** Begin **
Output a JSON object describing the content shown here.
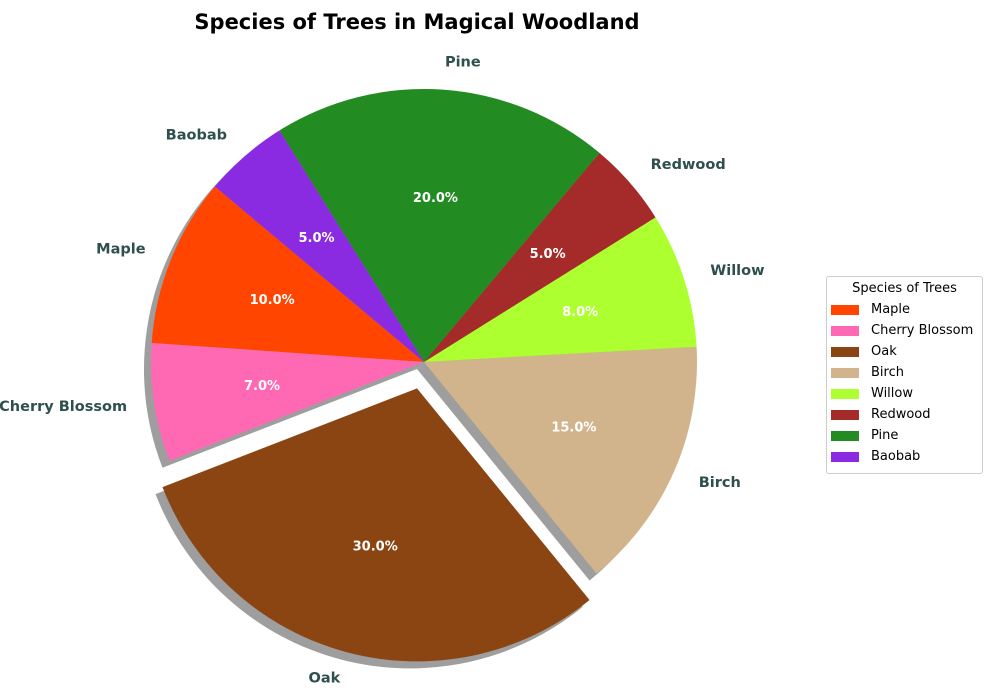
{
  "chart_data": {
    "type": "pie",
    "title": "Species of Trees in Magical Woodland",
    "categories": [
      "Maple",
      "Cherry Blossom",
      "Oak",
      "Birch",
      "Willow",
      "Redwood",
      "Pine",
      "Baobab"
    ],
    "values": [
      10,
      7,
      30,
      15,
      8,
      5,
      20,
      5
    ],
    "percent_labels": [
      "10.0%",
      "7.0%",
      "30.0%",
      "15.0%",
      "8.0%",
      "5.0%",
      "20.0%",
      "5.0%"
    ],
    "colors": [
      "#FF4500",
      "#FF69B4",
      "#8B4513",
      "#D2B48C",
      "#ADFF2F",
      "#A52A2A",
      "#228B22",
      "#8A2BE2"
    ],
    "exploded": [
      "Oak"
    ],
    "shadow": true,
    "start_angle_deg": 140,
    "label_color": "#2F4F4F",
    "percent_color": "#FFFFFF",
    "legend": {
      "title": "Species of Trees",
      "placement": "right"
    }
  }
}
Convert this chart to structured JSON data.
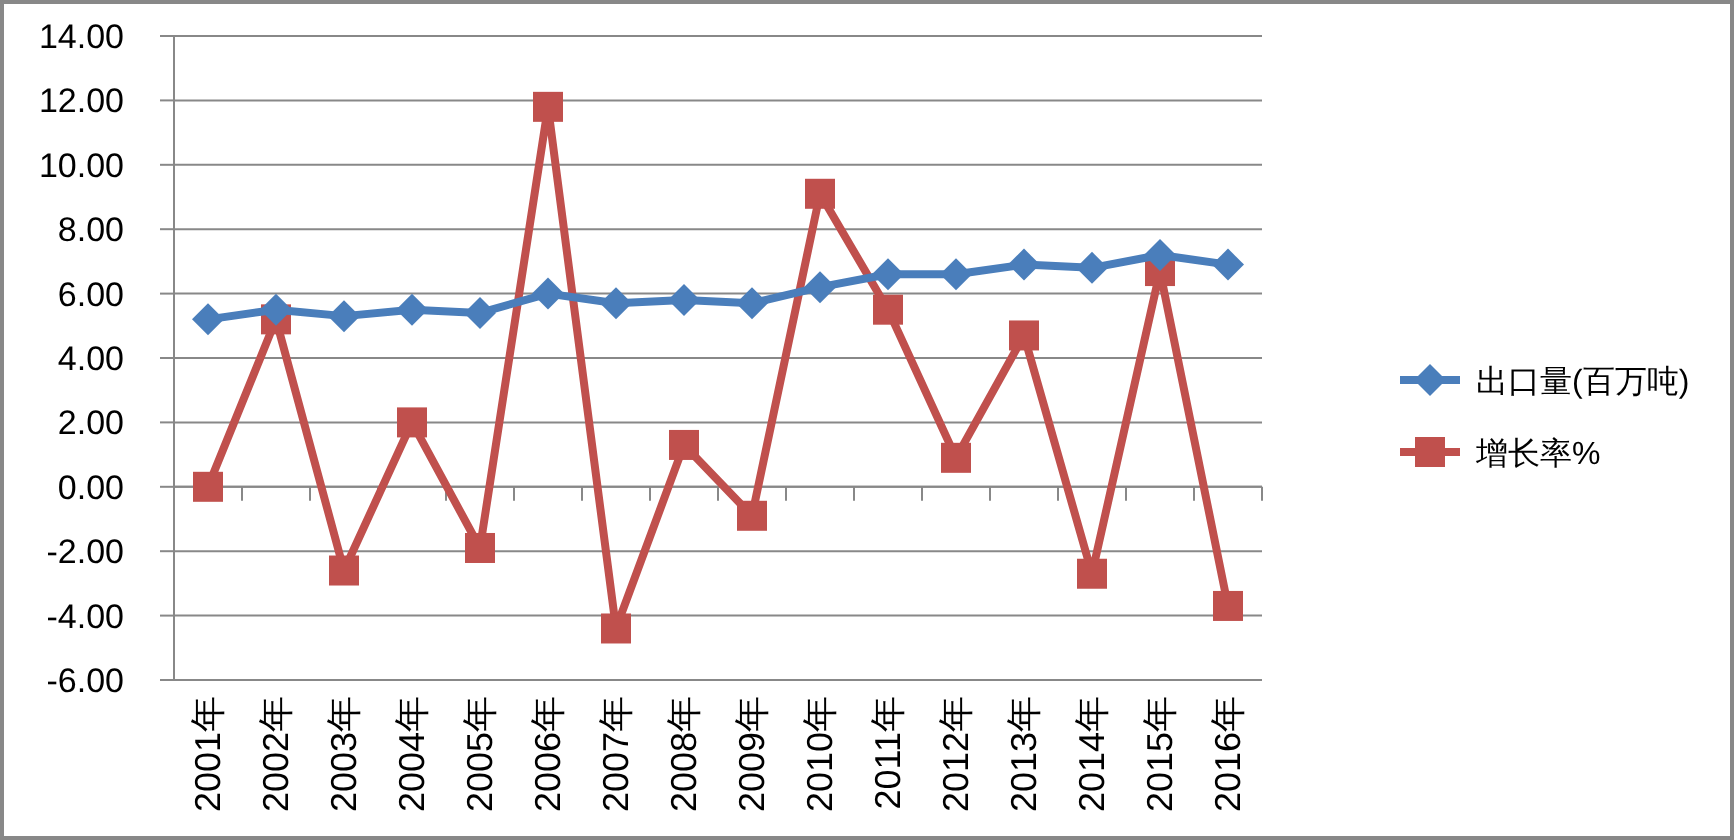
{
  "chart_data": {
    "type": "line",
    "categories": [
      "2001年",
      "2002年",
      "2003年",
      "2004年",
      "2005年",
      "2006年",
      "2007年",
      "2008年",
      "2009年",
      "2010年",
      "2011年",
      "2012年",
      "2013年",
      "2014年",
      "2015年",
      "2016年"
    ],
    "series": [
      {
        "name": "出口量(百万吨)",
        "color": "#4a7ebb",
        "marker": "diamond",
        "values": [
          5.2,
          5.5,
          5.3,
          5.5,
          5.4,
          6.0,
          5.7,
          5.8,
          5.7,
          6.2,
          6.6,
          6.6,
          6.9,
          6.8,
          7.2,
          6.9
        ]
      },
      {
        "name": "增长率%",
        "color": "#c0504d",
        "marker": "square",
        "values": [
          0.0,
          5.2,
          -2.6,
          2.0,
          -1.9,
          11.8,
          -4.4,
          1.3,
          -0.9,
          9.1,
          5.5,
          0.9,
          4.7,
          -2.7,
          6.7,
          -3.7
        ]
      }
    ],
    "ylim": [
      -6,
      14
    ],
    "yticks": [
      {
        "value": -6,
        "label": "-6.00"
      },
      {
        "value": -4,
        "label": "-4.00"
      },
      {
        "value": -2,
        "label": "-2.00"
      },
      {
        "value": 0,
        "label": "0.00"
      },
      {
        "value": 2,
        "label": "2.00"
      },
      {
        "value": 4,
        "label": "4.00"
      },
      {
        "value": 6,
        "label": "6.00"
      },
      {
        "value": 8,
        "label": "8.00"
      },
      {
        "value": 10,
        "label": "10.00"
      },
      {
        "value": 12,
        "label": "12.00"
      },
      {
        "value": 14,
        "label": "14.00"
      }
    ],
    "grid": "y",
    "legend": "right",
    "line_style": "solid"
  }
}
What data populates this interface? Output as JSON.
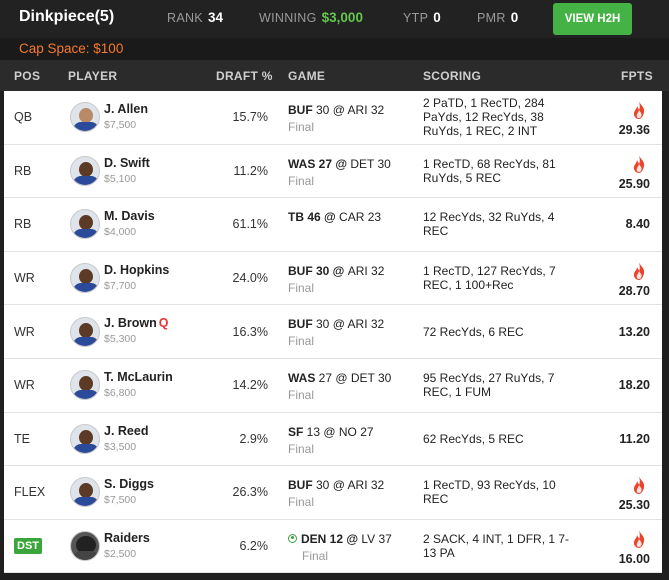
{
  "header": {
    "team_name": "Dinkpiece",
    "team_count": "(5)",
    "rank_label": "RANK",
    "rank_value": "34",
    "winning_label": "WINNING",
    "winning_value": "$3,000",
    "ytp_label": "YTP",
    "ytp_value": "0",
    "pmr_label": "PMR",
    "pmr_value": "0",
    "view_h2h_label": "VIEW H2H",
    "cap_space": "Cap Space: $100"
  },
  "columns": {
    "pos": "POS",
    "player": "PLAYER",
    "draft": "DRAFT %",
    "game": "GAME",
    "scoring": "SCORING",
    "fpts": "FPTS"
  },
  "colors": {
    "accent_green": "#44b244",
    "cap_orange": "#f47a2e",
    "flame": "#e8452c"
  },
  "rows": [
    {
      "pos": "QB",
      "name": "J. Allen",
      "salary": "$7,500",
      "draft": "15.7%",
      "game_pre": "BUF",
      "game_mid": " 30 @ ARI 32",
      "status": "Final",
      "scoring": "2 PaTD, 1 RecTD, 284 PaYds, 12 RecYds, 38 RuYds, 1 REC, 2 INT",
      "fpts": "29.36",
      "hot": true,
      "avatar": "player-avatar"
    },
    {
      "pos": "RB",
      "name": "D. Swift",
      "salary": "$5,100",
      "draft": "11.2%",
      "game_pre": "WAS 27 @ ",
      "game_mid": "DET 30",
      "status": "Final",
      "scoring": "1 RecTD, 68 RecYds, 81 RuYds, 5 REC",
      "fpts": "25.90",
      "hot": true,
      "avatar": "player-avatar"
    },
    {
      "pos": "RB",
      "name": "M. Davis",
      "salary": "$4,000",
      "draft": "61.1%",
      "game_pre": "TB 46 @ ",
      "game_mid": "CAR 23",
      "status": "",
      "scoring": "12 RecYds, 32 RuYds, 4 REC",
      "fpts": "8.40",
      "hot": false,
      "avatar": "player-avatar"
    },
    {
      "pos": "WR",
      "name": "D. Hopkins",
      "salary": "$7,700",
      "draft": "24.0%",
      "game_pre": "BUF 30 @ ",
      "game_mid": "ARI 32",
      "status": "Final",
      "scoring": "1 RecTD, 127 RecYds, 7 REC, 1 100+Rec",
      "fpts": "28.70",
      "hot": true,
      "avatar": "player-avatar"
    },
    {
      "pos": "WR",
      "name": "J. Brown",
      "salary": "$5,300",
      "draft": "16.3%",
      "game_pre": "BUF",
      "game_mid": " 30 @ ARI 32",
      "status": "Final",
      "scoring": "72 RecYds, 6 REC",
      "fpts": "13.20",
      "hot": false,
      "avatar": "player-avatar",
      "tag": "Q"
    },
    {
      "pos": "WR",
      "name": "T. McLaurin",
      "salary": "$6,800",
      "draft": "14.2%",
      "game_pre": "WAS",
      "game_mid": " 27 @ DET 30",
      "status": "Final",
      "scoring": "95 RecYds, 27 RuYds, 7 REC, 1 FUM",
      "fpts": "18.20",
      "hot": false,
      "avatar": "player-avatar"
    },
    {
      "pos": "TE",
      "name": "J. Reed",
      "salary": "$3,500",
      "draft": "2.9%",
      "game_pre": "SF",
      "game_mid": " 13 @ NO 27",
      "status": "Final",
      "scoring": "62 RecYds, 5 REC",
      "fpts": "11.20",
      "hot": false,
      "avatar": "player-avatar"
    },
    {
      "pos": "FLEX",
      "name": "S. Diggs",
      "salary": "$7,500",
      "draft": "26.3%",
      "game_pre": "BUF",
      "game_mid": " 30 @ ARI 32",
      "status": "Final",
      "scoring": "1 RecTD, 93 RecYds, 10 REC",
      "fpts": "25.30",
      "hot": true,
      "avatar": "player-avatar"
    },
    {
      "pos": "DST",
      "name": "Raiders",
      "salary": "$2,500",
      "draft": "6.2%",
      "game_pre": "DEN 12 @ ",
      "game_mid": "LV 37",
      "status": "Final",
      "scoring": "2 SACK, 4 INT, 1 DFR, 1 7-13 PA",
      "fpts": "16.00",
      "hot": true,
      "avatar": "team-helmet",
      "live": true
    }
  ]
}
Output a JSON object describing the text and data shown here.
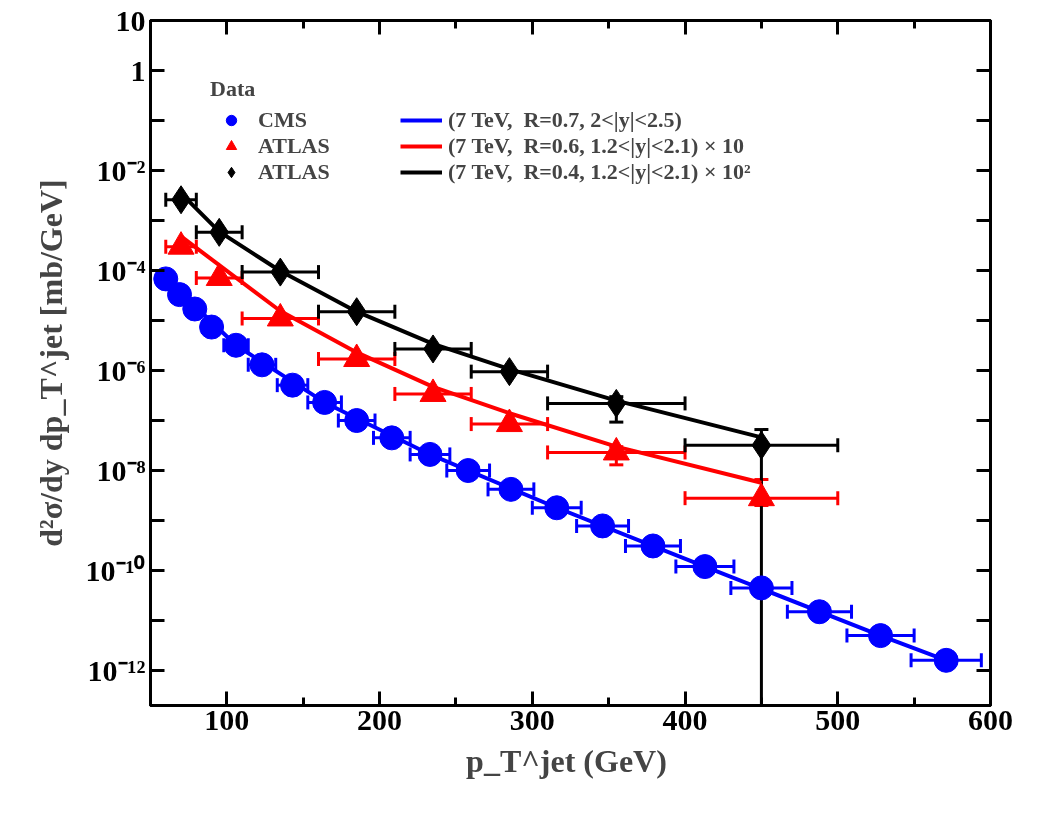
{
  "chart_data": {
    "type": "scatter",
    "xlabel": "p_T^jet  (GeV)",
    "ylabel": "d²σ/dy dp_T^jet [mb/GeV]",
    "legend_title": "Data",
    "legend": "top",
    "log": true,
    "grid": false,
    "xlim": [
      50,
      600
    ],
    "xticks": [
      100,
      200,
      300,
      400,
      500,
      600
    ],
    "ylim": [
      2e-13,
      10
    ],
    "yticks": [
      10,
      1,
      {
        "value": 0.1,
        "label": null
      },
      {
        "value": 0.01,
        "label": "10⁻²"
      },
      {
        "value": 0.001,
        "label": null
      },
      {
        "value": 0.0001,
        "label": "10⁻⁴"
      },
      {
        "value": 1e-05,
        "label": null
      },
      {
        "value": 1e-06,
        "label": "10⁻⁶"
      },
      {
        "value": 1e-07,
        "label": null
      },
      {
        "value": 1e-08,
        "label": "10⁻⁸"
      },
      {
        "value": 1e-09,
        "label": null
      },
      {
        "value": 1e-10,
        "label": "10⁻¹⁰"
      },
      {
        "value": 1e-11,
        "label": null
      },
      {
        "value": 1e-12,
        "label": "10⁻¹²"
      }
    ],
    "series": [
      {
        "name": "CMS",
        "marker": "circle",
        "color": "#0000ff",
        "x": [
          60,
          69,
          79,
          90,
          106,
          123,
          143,
          164,
          185,
          208,
          233,
          258,
          286,
          316,
          346,
          379,
          413,
          450,
          488,
          528,
          571
        ],
        "values": [
          6.8e-05,
          3.3e-05,
          1.7e-05,
          7.4e-06,
          3.2e-06,
          1.3e-06,
          5.1e-07,
          2.3e-07,
          1e-07,
          4.5e-08,
          2.1e-08,
          1e-08,
          4.2e-09,
          1.8e-09,
          7.8e-10,
          3.1e-10,
          1.2e-10,
          4.5e-11,
          1.5e-11,
          5e-12,
          1.6e-12
        ],
        "xerrors": [
          3,
          4,
          5,
          6,
          8,
          9,
          10,
          11,
          12,
          12,
          13,
          14,
          15,
          16,
          17,
          18,
          19,
          20,
          21,
          22,
          23
        ]
      },
      {
        "name": "ATLAS",
        "marker": "triangle",
        "color": "#ff0000",
        "x": [
          70,
          95,
          135,
          185,
          235,
          285,
          355,
          450
        ],
        "values": [
          0.0003,
          7.1e-05,
          1.1e-05,
          1.7e-06,
          3.4e-07,
          8.5e-08,
          2.3e-08,
          2.8e-09
        ],
        "xerrors": [
          [
            60,
            80
          ],
          [
            80,
            110
          ],
          [
            110,
            160
          ],
          [
            160,
            210
          ],
          [
            210,
            260
          ],
          [
            260,
            310
          ],
          [
            310,
            400
          ],
          [
            400,
            500
          ]
        ],
        "errors": [
          null,
          null,
          null,
          null,
          null,
          null,
          [
            1.3e-08,
            3e-08
          ],
          [
            2e-09,
            6.6e-09
          ]
        ]
      },
      {
        "name": "ATLAS",
        "marker": "diamond",
        "color": "#000000",
        "x": [
          70,
          95,
          135,
          185,
          235,
          285,
          355,
          450
        ],
        "values": [
          0.0026,
          0.00058,
          9.3e-05,
          1.5e-05,
          2.7e-06,
          9.5e-07,
          2.2e-07,
          3.2e-08
        ],
        "xerrors": [
          [
            60,
            80
          ],
          [
            80,
            110
          ],
          [
            110,
            160
          ],
          [
            160,
            210
          ],
          [
            210,
            260
          ],
          [
            260,
            310
          ],
          [
            310,
            400
          ],
          [
            400,
            500
          ]
        ],
        "errors": [
          null,
          null,
          null,
          null,
          null,
          null,
          [
            9.3e-08,
            3e-07
          ],
          [
            2e-13,
            6.6e-08
          ]
        ]
      },
      {
        "name": "(7 TeV,  R=0.7, 2<|y|<2.5)",
        "type": "line",
        "marker": "none",
        "color": "#0000ff",
        "x": [
          60,
          106,
          164,
          233,
          316,
          413,
          528,
          571
        ],
        "values": [
          7e-05,
          3.2e-06,
          2.3e-07,
          2.1e-08,
          1.8e-09,
          1.2e-10,
          5e-12,
          1.6e-12
        ]
      },
      {
        "name": "(7 TeV,  R=0.6, 1.2<|y|<2.1) × 10",
        "type": "line",
        "marker": "none",
        "color": "#ff0000",
        "x": [
          70,
          135,
          185,
          235,
          285,
          355,
          450
        ],
        "values": [
          0.00048,
          1.55e-05,
          2.3e-06,
          4.7e-07,
          1.4e-07,
          3e-08,
          5.7e-09
        ]
      },
      {
        "name": "(7 TeV,  R=0.4, 1.2<|y|<2.1) × 10²",
        "type": "line",
        "marker": "none",
        "color": "#000000",
        "x": [
          70,
          95,
          135,
          185,
          235,
          285,
          355,
          450
        ],
        "values": [
          0.0035,
          0.0006,
          9.8e-05,
          1.5e-05,
          3.4e-06,
          1.07e-06,
          2.5e-07,
          4.6e-08
        ]
      }
    ]
  }
}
** End **
DESCRIPTION OF THE TASK
Sift the material for lines with the string "RuYds". Copy each one found.

TASK ANSWER
      "scoring": "2 PaTD, 1 RecTD, 284 PaYds, 12 RecYds, 38 RuYds, 1 REC, 2 INT",
      "scoring": "1 RecTD, 68 RecYds, 81 RuYds, 5 REC",
      "scoring": "12 RecYds, 32 RuYds, 4 REC",
      "scoring": "95 RecYds, 27 RuYds, 7 REC, 1 FUM",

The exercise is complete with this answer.